Start of DATA LISTING
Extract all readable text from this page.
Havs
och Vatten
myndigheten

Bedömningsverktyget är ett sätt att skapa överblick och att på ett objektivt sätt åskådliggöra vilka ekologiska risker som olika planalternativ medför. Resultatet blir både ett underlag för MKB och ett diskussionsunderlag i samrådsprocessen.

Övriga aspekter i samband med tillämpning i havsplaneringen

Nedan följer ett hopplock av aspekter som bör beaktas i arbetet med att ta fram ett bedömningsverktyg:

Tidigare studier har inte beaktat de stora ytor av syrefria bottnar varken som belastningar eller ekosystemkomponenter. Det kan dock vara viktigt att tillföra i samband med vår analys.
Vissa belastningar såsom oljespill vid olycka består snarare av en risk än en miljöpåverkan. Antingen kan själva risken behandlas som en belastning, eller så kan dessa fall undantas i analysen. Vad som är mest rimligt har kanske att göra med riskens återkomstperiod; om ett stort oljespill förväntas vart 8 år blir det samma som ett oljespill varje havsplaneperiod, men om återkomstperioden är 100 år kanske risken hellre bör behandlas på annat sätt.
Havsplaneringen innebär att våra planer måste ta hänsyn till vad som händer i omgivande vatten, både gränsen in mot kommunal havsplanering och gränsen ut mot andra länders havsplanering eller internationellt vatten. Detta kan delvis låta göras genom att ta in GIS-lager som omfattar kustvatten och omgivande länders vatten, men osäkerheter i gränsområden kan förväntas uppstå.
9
End of DATA LISTING
• TASK DESCRIPTION
With nothing added or dropped, reproduce all the data exactly.

• RESPONSE AREA
Extract all readable text from this page.
Havs
och Vatten
myndigheten

Bedömningsverktyget är ett sätt att skapa överblick och att på ett objektivt sätt åskådliggöra vilka ekologiska risker som olika planalternativ medför. Resultatet blir både ett underlag för MKB och ett diskussionsunderlag i samrådsprocessen.

Övriga aspekter i samband med tillämpning i havsplaneringen

Nedan följer ett hopplock av aspekter som bör beaktas i arbetet med att ta fram ett bedömningsverktyg:

Tidigare studier har inte beaktat de stora ytor av syrefria bottnar varken som belastningar eller ekosystemkomponenter. Det kan dock vara viktigt att tillföra i samband med vår analys.
Vissa belastningar såsom oljespill vid olycka består snarare av en risk än en miljöpåverkan. Antingen kan själva risken behandlas som en belastning, eller så kan dessa fall undantas i analysen. Vad som är mest rimligt har kanske att göra med riskens återkomstperiod; om ett stort oljespill förväntas vart 8 år blir det samma som ett oljespill varje havsplaneperiod, men om återkomstperioden är 100 år kanske risken hellre bör behandlas på annat sätt.
Havsplaneringen innebär att våra planer måste ta hänsyn till vad som händer i omgivande vatten, både gränsen in mot kommunal havsplanering och gränsen ut mot andra länders havsplanering eller internationellt vatten. Detta kan delvis låta göras genom att ta in GIS-lager som omfattar kustvatten och omgivande länders vatten, men osäkerheter i gränsområden kan förväntas uppstå.
9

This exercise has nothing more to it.